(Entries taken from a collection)
** Begin **

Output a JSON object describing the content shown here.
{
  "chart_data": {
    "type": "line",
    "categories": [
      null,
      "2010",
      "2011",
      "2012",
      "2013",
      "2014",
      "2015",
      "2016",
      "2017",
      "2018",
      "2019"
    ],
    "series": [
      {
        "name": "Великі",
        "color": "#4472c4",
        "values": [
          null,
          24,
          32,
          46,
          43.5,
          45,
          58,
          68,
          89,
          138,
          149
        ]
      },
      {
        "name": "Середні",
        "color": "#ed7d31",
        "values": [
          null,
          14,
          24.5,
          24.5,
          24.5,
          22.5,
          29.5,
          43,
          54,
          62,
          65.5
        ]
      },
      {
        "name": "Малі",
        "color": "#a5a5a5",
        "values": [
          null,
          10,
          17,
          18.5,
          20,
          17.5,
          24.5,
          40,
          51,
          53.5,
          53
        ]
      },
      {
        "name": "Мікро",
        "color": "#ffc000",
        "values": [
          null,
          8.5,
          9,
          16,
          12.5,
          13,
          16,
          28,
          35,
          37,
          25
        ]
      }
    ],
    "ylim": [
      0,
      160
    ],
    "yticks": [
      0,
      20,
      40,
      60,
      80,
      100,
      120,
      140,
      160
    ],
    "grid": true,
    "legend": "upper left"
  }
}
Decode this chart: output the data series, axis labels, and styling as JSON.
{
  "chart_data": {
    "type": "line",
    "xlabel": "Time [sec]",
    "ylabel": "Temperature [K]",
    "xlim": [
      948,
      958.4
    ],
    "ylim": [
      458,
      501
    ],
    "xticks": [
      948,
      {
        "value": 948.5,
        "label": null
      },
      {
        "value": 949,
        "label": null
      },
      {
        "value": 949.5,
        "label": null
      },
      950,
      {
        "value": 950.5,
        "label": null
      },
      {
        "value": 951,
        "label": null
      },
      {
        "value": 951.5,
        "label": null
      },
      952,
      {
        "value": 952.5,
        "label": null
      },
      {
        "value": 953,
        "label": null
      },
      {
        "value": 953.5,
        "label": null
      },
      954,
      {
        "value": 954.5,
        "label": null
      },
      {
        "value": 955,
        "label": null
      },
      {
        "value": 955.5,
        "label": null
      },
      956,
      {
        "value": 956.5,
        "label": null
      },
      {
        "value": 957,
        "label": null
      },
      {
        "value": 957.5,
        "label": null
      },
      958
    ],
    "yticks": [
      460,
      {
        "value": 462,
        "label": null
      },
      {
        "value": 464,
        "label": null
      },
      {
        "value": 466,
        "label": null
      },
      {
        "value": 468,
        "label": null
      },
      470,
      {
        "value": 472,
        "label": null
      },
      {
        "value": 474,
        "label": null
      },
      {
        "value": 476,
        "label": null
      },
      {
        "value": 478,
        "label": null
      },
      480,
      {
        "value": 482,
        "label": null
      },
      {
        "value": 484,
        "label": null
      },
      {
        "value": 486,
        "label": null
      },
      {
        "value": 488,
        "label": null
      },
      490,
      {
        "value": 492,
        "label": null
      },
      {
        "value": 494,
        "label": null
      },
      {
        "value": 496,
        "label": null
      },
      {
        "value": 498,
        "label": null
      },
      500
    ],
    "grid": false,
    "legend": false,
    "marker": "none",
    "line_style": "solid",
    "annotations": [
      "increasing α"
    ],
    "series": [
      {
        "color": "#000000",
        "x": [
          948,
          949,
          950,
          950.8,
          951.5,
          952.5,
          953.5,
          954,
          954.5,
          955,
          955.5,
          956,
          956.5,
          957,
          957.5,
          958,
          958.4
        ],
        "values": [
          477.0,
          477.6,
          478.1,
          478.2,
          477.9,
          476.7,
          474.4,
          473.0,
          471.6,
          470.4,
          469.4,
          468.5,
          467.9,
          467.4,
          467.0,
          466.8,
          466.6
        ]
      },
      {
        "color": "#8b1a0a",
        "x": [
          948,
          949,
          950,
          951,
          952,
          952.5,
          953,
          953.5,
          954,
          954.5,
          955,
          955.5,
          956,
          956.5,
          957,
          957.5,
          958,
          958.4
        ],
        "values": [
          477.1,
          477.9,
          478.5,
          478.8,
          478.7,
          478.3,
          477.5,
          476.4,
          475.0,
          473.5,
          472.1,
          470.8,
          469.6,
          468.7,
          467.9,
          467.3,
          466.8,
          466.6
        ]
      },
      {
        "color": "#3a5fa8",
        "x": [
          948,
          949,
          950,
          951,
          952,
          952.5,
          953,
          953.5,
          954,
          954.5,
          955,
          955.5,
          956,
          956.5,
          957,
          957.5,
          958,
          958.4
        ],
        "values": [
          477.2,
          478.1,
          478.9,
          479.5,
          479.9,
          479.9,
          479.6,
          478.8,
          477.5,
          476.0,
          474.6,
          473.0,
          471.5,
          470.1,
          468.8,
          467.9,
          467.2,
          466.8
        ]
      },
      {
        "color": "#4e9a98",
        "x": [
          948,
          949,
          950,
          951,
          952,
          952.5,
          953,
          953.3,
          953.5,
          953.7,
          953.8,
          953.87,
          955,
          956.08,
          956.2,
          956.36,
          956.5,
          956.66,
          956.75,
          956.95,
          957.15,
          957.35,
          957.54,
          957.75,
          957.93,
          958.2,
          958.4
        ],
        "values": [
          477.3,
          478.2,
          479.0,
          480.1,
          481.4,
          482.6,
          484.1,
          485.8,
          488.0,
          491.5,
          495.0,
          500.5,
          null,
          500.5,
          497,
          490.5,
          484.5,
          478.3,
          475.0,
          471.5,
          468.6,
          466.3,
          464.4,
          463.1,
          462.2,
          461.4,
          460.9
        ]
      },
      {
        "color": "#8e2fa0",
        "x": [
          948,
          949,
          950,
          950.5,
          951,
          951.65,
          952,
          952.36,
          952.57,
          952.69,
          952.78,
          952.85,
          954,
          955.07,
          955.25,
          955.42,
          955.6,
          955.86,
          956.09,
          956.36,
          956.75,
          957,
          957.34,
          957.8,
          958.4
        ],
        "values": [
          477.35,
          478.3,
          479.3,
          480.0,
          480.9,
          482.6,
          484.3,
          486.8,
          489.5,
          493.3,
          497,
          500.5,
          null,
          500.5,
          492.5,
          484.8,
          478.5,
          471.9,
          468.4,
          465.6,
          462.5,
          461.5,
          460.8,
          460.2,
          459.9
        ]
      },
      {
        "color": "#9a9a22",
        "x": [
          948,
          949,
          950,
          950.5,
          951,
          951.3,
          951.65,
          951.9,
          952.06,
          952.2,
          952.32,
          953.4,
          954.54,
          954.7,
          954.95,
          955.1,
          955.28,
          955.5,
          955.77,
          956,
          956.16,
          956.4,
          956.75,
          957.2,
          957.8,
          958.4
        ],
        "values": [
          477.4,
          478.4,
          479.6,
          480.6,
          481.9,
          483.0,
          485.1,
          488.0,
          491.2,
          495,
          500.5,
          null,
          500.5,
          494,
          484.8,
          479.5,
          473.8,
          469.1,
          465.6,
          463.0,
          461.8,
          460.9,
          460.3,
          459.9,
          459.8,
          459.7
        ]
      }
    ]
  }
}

** End **

• **To do**
Extract every line above exactly as it stands.

• **Result**
Output a JSON object describing the content shown here.
{
  "chart_data": {
    "type": "line",
    "categories": [
      null,
      "2010",
      "2011",
      "2012",
      "2013",
      "2014",
      "2015",
      "2016",
      "2017",
      "2018",
      "2019"
    ],
    "series": [
      {
        "name": "Великі",
        "color": "#4472c4",
        "values": [
          null,
          24,
          32,
          46,
          43.5,
          45,
          58,
          68,
          89,
          138,
          149
        ]
      },
      {
        "name": "Середні",
        "color": "#ed7d31",
        "values": [
          null,
          14,
          24.5,
          24.5,
          24.5,
          22.5,
          29.5,
          43,
          54,
          62,
          65.5
        ]
      },
      {
        "name": "Малі",
        "color": "#a5a5a5",
        "values": [
          null,
          10,
          17,
          18.5,
          20,
          17.5,
          24.5,
          40,
          51,
          53.5,
          53
        ]
      },
      {
        "name": "Мікро",
        "color": "#ffc000",
        "values": [
          null,
          8.5,
          9,
          16,
          12.5,
          13,
          16,
          28,
          35,
          37,
          25
        ]
      }
    ],
    "ylim": [
      0,
      160
    ],
    "yticks": [
      0,
      20,
      40,
      60,
      80,
      100,
      120,
      140,
      160
    ],
    "grid": true,
    "legend": "upper left"
  }
}
Decode this chart: output the data series, axis labels, and styling as JSON.
{
  "chart_data": {
    "type": "line",
    "xlabel": "Time [sec]",
    "ylabel": "Temperature [K]",
    "xlim": [
      948,
      958.4
    ],
    "ylim": [
      458,
      501
    ],
    "xticks": [
      948,
      {
        "value": 948.5,
        "label": null
      },
      {
        "value": 949,
        "label": null
      },
      {
        "value": 949.5,
        "label": null
      },
      950,
      {
        "value": 950.5,
        "label": null
      },
      {
        "value": 951,
        "label": null
      },
      {
        "value": 951.5,
        "label": null
      },
      952,
      {
        "value": 952.5,
        "label": null
      },
      {
        "value": 953,
        "label": null
      },
      {
        "value": 953.5,
        "label": null
      },
      954,
      {
        "value": 954.5,
        "label": null
      },
      {
        "value": 955,
        "label": null
      },
      {
        "value": 955.5,
        "label": null
      },
      956,
      {
        "value": 956.5,
        "label": null
      },
      {
        "value": 957,
        "label": null
      },
      {
        "value": 957.5,
        "label": null
      },
      958
    ],
    "yticks": [
      460,
      {
        "value": 462,
        "label": null
      },
      {
        "value": 464,
        "label": null
      },
      {
        "value": 466,
        "label": null
      },
      {
        "value": 468,
        "label": null
      },
      470,
      {
        "value": 472,
        "label": null
      },
      {
        "value": 474,
        "label": null
      },
      {
        "value": 476,
        "label": null
      },
      {
        "value": 478,
        "label": null
      },
      480,
      {
        "value": 482,
        "label": null
      },
      {
        "value": 484,
        "label": null
      },
      {
        "value": 486,
        "label": null
      },
      {
        "value": 488,
        "label": null
      },
      490,
      {
        "value": 492,
        "label": null
      },
      {
        "value": 494,
        "label": null
      },
      {
        "value": 496,
        "label": null
      },
      {
        "value": 498,
        "label": null
      },
      500
    ],
    "grid": false,
    "legend": false,
    "marker": "none",
    "line_style": "solid",
    "annotations": [
      "increasing α"
    ],
    "series": [
      {
        "color": "#000000",
        "x": [
          948,
          949,
          950,
          950.8,
          951.5,
          952.5,
          953.5,
          954,
          954.5,
          955,
          955.5,
          956,
          956.5,
          957,
          957.5,
          958,
          958.4
        ],
        "values": [
          477.0,
          477.6,
          478.1,
          478.2,
          477.9,
          476.7,
          474.4,
          473.0,
          471.6,
          470.4,
          469.4,
          468.5,
          467.9,
          467.4,
          467.0,
          466.8,
          466.6
        ]
      },
      {
        "color": "#8b1a0a",
        "x": [
          948,
          949,
          950,
          951,
          952,
          952.5,
          953,
          953.5,
          954,
          954.5,
          955,
          955.5,
          956,
          956.5,
          957,
          957.5,
          958,
          958.4
        ],
        "values": [
          477.1,
          477.9,
          478.5,
          478.8,
          478.7,
          478.3,
          477.5,
          476.4,
          475.0,
          473.5,
          472.1,
          470.8,
          469.6,
          468.7,
          467.9,
          467.3,
          466.8,
          466.6
        ]
      },
      {
        "color": "#3a5fa8",
        "x": [
          948,
          949,
          950,
          951,
          952,
          952.5,
          953,
          953.5,
          954,
          954.5,
          955,
          955.5,
          956,
          956.5,
          957,
          957.5,
          958,
          958.4
        ],
        "values": [
          477.2,
          478.1,
          478.9,
          479.5,
          479.9,
          479.9,
          479.6,
          478.8,
          477.5,
          476.0,
          474.6,
          473.0,
          471.5,
          470.1,
          468.8,
          467.9,
          467.2,
          466.8
        ]
      },
      {
        "color": "#4e9a98",
        "x": [
          948,
          949,
          950,
          951,
          952,
          952.5,
          953,
          953.3,
          953.5,
          953.7,
          953.8,
          953.87,
          955,
          956.08,
          956.2,
          956.36,
          956.5,
          956.66,
          956.75,
          956.95,
          957.15,
          957.35,
          957.54,
          957.75,
          957.93,
          958.2,
          958.4
        ],
        "values": [
          477.3,
          478.2,
          479.0,
          480.1,
          481.4,
          482.6,
          484.1,
          485.8,
          488.0,
          491.5,
          495.0,
          500.5,
          null,
          500.5,
          497,
          490.5,
          484.5,
          478.3,
          475.0,
          471.5,
          468.6,
          466.3,
          464.4,
          463.1,
          462.2,
          461.4,
          460.9
        ]
      },
      {
        "color": "#8e2fa0",
        "x": [
          948,
          949,
          950,
          950.5,
          951,
          951.65,
          952,
          952.36,
          952.57,
          952.69,
          952.78,
          952.85,
          954,
          955.07,
          955.25,
          955.42,
          955.6,
          955.86,
          956.09,
          956.36,
          956.75,
          957,
          957.34,
          957.8,
          958.4
        ],
        "values": [
          477.35,
          478.3,
          479.3,
          480.0,
          480.9,
          482.6,
          484.3,
          486.8,
          489.5,
          493.3,
          497,
          500.5,
          null,
          500.5,
          492.5,
          484.8,
          478.5,
          471.9,
          468.4,
          465.6,
          462.5,
          461.5,
          460.8,
          460.2,
          459.9
        ]
      },
      {
        "color": "#9a9a22",
        "x": [
          948,
          949,
          950,
          950.5,
          951,
          951.3,
          951.65,
          951.9,
          952.06,
          952.2,
          952.32,
          953.4,
          954.54,
          954.7,
          954.95,
          955.1,
          955.28,
          955.5,
          955.77,
          956,
          956.16,
          956.4,
          956.75,
          957.2,
          957.8,
          958.4
        ],
        "values": [
          477.4,
          478.4,
          479.6,
          480.6,
          481.9,
          483.0,
          485.1,
          488.0,
          491.2,
          495,
          500.5,
          null,
          500.5,
          494,
          484.8,
          479.5,
          473.8,
          469.1,
          465.6,
          463.0,
          461.8,
          460.9,
          460.3,
          459.9,
          459.8,
          459.7
        ]
      }
    ]
  }
}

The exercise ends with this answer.